Look through the listing below and work out how many of its lines hold the word "caused". Give only the number.

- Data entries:
----------------

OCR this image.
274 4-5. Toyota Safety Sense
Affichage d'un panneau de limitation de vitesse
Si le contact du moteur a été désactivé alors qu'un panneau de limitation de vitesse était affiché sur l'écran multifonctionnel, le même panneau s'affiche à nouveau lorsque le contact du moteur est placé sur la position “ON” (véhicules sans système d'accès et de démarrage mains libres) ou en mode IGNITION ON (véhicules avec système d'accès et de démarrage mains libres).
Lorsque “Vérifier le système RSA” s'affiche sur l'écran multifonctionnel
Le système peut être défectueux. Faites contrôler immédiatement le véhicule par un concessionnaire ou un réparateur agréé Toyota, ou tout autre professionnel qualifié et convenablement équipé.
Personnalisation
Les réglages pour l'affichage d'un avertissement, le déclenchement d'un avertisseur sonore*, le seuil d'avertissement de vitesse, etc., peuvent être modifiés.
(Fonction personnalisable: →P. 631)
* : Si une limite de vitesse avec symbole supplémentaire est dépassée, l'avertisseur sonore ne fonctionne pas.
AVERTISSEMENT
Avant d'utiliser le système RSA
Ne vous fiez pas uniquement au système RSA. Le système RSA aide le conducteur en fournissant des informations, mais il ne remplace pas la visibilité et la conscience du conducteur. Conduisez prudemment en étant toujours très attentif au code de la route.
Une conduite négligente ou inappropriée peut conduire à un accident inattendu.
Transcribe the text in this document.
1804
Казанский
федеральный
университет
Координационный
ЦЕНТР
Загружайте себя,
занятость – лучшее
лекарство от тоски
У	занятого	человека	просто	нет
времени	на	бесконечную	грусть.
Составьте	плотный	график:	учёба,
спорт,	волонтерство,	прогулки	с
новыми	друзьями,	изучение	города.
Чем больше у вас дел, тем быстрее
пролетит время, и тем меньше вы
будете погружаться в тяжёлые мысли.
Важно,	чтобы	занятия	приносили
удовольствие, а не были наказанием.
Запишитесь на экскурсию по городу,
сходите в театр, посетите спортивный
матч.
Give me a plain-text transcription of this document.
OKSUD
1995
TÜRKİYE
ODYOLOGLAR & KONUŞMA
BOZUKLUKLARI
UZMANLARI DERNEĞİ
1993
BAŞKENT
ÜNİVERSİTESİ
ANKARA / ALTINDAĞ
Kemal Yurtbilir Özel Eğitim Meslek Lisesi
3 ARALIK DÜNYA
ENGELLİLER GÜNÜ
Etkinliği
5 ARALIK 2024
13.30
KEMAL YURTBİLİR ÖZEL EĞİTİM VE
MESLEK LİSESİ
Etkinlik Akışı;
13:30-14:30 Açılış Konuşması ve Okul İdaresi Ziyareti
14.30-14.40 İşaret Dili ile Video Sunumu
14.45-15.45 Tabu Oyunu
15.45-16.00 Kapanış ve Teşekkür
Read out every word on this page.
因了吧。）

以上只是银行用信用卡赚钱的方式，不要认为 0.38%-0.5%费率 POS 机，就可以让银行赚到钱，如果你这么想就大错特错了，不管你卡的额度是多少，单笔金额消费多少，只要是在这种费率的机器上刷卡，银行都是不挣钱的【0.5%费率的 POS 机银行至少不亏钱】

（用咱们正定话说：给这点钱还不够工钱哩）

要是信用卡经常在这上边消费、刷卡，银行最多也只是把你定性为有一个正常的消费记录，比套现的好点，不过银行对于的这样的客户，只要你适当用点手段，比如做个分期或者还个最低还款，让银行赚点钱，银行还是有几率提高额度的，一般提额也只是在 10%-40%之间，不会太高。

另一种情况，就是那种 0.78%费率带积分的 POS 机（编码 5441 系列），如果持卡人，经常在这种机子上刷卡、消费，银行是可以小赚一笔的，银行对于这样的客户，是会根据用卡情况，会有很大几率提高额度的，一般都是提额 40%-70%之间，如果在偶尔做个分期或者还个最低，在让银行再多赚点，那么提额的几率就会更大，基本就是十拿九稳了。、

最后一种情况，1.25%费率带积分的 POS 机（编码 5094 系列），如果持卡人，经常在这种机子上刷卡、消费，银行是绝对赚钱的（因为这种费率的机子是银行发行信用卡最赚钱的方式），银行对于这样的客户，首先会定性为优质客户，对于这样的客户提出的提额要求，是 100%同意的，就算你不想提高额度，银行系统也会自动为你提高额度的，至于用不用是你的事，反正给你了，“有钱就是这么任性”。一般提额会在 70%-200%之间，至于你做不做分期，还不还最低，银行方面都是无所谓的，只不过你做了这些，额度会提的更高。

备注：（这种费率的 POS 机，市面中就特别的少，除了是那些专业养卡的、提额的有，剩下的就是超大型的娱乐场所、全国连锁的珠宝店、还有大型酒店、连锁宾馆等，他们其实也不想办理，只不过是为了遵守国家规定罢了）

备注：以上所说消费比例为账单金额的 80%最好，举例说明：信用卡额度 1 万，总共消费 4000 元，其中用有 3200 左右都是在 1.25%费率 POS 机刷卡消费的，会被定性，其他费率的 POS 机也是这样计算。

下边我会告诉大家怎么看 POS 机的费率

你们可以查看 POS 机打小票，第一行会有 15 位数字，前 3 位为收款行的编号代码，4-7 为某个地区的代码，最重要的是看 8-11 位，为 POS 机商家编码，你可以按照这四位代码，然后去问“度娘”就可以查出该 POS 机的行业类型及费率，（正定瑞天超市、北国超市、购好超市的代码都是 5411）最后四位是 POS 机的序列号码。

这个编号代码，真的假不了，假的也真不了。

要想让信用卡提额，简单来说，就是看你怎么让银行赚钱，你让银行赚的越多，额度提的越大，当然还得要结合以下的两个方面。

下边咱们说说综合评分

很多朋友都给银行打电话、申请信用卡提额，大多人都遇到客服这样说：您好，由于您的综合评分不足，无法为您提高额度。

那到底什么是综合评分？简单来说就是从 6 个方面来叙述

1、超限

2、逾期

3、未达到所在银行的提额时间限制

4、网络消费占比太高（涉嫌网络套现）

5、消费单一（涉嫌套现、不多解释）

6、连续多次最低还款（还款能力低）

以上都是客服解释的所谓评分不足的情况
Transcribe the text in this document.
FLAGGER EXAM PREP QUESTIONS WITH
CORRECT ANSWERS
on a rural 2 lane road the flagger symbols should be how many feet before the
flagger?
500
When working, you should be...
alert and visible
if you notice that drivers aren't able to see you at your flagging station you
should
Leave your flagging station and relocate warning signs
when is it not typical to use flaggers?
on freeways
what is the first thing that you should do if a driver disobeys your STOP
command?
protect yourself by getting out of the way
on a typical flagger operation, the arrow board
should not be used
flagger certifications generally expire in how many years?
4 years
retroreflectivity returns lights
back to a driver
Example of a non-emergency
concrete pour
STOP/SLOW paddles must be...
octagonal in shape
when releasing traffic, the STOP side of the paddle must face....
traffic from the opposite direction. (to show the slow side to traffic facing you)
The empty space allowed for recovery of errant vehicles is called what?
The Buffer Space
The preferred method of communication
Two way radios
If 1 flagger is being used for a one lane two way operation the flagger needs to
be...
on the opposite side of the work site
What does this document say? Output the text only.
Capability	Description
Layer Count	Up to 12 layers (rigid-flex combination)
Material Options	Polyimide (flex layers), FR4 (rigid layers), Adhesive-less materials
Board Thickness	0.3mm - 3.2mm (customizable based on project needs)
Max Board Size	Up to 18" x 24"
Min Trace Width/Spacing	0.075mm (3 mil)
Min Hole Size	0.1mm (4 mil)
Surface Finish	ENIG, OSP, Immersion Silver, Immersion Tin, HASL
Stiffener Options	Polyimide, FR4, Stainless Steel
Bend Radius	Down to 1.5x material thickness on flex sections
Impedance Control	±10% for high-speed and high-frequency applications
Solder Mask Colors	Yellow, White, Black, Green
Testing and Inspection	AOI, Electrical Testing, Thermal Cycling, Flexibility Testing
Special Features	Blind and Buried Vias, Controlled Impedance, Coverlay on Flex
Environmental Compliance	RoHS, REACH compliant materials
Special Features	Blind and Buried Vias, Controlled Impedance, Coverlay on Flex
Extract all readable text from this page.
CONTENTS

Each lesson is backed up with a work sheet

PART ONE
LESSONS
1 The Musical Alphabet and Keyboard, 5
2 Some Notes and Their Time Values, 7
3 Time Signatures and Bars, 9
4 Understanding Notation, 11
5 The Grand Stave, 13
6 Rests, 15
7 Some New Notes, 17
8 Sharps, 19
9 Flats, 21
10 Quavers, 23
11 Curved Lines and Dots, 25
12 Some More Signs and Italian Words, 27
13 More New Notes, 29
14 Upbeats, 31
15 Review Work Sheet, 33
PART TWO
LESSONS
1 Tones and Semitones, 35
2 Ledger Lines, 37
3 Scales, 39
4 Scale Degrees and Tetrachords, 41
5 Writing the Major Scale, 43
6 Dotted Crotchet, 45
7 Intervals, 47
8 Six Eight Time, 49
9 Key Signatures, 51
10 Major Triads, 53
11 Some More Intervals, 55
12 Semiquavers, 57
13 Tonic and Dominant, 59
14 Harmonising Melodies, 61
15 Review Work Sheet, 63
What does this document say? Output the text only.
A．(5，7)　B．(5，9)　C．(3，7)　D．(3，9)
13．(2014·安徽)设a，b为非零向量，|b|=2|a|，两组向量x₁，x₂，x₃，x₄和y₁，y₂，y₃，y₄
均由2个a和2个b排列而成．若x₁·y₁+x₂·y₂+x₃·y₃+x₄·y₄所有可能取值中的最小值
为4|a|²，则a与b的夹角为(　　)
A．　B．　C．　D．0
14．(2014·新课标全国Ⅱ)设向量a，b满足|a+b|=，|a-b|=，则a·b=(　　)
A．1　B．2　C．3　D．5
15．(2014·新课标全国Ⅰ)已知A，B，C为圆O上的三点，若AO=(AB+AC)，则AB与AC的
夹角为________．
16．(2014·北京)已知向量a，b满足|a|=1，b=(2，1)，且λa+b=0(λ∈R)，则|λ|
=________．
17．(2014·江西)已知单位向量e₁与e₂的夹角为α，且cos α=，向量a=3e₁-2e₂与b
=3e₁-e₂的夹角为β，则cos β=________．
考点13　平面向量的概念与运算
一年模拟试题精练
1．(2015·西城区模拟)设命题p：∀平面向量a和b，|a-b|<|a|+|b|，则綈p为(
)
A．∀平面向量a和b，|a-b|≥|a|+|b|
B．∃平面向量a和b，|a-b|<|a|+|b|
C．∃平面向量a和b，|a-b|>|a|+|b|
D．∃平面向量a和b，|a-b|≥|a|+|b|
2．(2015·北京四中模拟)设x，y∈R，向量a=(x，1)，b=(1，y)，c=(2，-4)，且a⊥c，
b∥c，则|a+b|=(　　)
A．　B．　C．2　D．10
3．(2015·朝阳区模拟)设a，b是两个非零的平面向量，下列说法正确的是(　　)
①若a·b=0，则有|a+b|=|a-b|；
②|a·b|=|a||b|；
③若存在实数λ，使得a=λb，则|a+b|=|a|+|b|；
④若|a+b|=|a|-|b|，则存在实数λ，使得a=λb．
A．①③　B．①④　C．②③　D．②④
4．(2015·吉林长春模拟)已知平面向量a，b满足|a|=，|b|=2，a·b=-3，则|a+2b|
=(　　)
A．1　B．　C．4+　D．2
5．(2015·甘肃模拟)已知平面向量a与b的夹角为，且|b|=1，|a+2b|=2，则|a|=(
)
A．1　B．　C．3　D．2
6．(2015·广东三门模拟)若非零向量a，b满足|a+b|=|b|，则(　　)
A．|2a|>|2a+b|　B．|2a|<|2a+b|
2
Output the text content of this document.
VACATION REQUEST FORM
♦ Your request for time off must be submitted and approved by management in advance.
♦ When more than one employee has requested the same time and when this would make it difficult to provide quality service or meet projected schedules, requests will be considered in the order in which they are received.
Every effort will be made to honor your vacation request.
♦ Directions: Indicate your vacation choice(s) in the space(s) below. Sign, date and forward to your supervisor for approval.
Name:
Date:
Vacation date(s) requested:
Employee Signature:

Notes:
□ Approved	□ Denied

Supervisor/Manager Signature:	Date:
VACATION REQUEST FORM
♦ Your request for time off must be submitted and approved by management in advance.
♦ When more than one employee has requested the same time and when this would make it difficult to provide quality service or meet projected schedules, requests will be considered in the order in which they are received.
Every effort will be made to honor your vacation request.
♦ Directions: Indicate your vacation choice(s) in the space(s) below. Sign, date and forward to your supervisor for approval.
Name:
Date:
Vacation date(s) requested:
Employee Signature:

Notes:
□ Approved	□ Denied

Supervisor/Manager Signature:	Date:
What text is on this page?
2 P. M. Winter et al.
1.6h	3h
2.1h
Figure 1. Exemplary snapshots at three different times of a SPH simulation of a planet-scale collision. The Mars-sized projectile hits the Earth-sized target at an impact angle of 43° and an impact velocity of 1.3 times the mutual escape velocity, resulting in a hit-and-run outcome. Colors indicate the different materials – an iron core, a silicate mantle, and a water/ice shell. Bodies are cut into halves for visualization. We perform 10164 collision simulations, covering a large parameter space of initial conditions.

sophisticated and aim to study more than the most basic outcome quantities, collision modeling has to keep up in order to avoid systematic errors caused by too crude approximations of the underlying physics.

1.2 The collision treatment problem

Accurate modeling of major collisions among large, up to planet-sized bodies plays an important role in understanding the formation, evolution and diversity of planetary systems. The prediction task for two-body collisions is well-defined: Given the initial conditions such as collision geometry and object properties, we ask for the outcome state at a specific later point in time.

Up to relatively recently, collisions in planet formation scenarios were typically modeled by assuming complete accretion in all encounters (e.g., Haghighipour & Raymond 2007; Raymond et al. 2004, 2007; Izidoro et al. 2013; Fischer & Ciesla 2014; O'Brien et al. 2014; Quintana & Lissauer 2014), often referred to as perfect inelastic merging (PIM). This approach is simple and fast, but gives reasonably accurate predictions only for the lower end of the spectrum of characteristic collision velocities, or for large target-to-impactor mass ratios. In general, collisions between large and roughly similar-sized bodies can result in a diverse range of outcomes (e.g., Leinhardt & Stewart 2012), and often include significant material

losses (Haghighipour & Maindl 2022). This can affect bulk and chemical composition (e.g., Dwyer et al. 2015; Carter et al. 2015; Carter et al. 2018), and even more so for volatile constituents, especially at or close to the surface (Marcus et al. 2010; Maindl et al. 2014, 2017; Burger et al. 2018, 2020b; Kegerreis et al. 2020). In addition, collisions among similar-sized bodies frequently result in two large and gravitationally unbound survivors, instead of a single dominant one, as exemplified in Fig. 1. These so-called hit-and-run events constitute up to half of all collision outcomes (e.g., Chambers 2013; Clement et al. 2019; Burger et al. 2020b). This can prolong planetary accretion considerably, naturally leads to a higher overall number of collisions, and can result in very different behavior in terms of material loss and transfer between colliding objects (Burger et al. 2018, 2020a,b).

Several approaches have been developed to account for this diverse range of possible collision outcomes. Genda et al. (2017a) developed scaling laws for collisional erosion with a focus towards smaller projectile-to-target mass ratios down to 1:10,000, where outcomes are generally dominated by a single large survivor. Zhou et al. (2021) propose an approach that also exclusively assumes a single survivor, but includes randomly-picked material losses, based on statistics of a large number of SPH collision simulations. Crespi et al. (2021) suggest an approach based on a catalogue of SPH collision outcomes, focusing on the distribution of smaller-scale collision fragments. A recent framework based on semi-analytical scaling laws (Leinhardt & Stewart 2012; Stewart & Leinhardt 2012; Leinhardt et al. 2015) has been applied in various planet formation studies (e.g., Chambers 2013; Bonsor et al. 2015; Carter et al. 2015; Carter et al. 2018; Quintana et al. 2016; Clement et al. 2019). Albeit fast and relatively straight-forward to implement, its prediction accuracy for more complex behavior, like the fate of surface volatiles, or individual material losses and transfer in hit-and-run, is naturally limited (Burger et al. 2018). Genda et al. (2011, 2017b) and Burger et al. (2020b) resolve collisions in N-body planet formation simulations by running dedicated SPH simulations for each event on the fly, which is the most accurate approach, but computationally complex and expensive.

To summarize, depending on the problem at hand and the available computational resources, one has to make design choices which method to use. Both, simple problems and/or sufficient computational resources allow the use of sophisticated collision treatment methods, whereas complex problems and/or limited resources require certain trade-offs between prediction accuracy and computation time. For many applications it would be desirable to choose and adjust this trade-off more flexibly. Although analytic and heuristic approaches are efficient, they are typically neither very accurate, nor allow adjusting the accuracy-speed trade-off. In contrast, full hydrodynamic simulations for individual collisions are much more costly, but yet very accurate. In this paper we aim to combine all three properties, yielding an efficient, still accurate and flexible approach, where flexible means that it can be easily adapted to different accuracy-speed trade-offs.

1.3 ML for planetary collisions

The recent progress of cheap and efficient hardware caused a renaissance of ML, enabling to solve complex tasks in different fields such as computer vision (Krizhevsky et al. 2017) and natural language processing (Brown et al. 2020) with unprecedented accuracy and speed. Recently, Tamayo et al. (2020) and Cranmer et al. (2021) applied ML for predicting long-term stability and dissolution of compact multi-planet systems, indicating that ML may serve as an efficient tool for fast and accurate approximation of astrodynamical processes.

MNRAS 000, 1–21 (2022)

----------------

- REPLY TO THE TASK: 2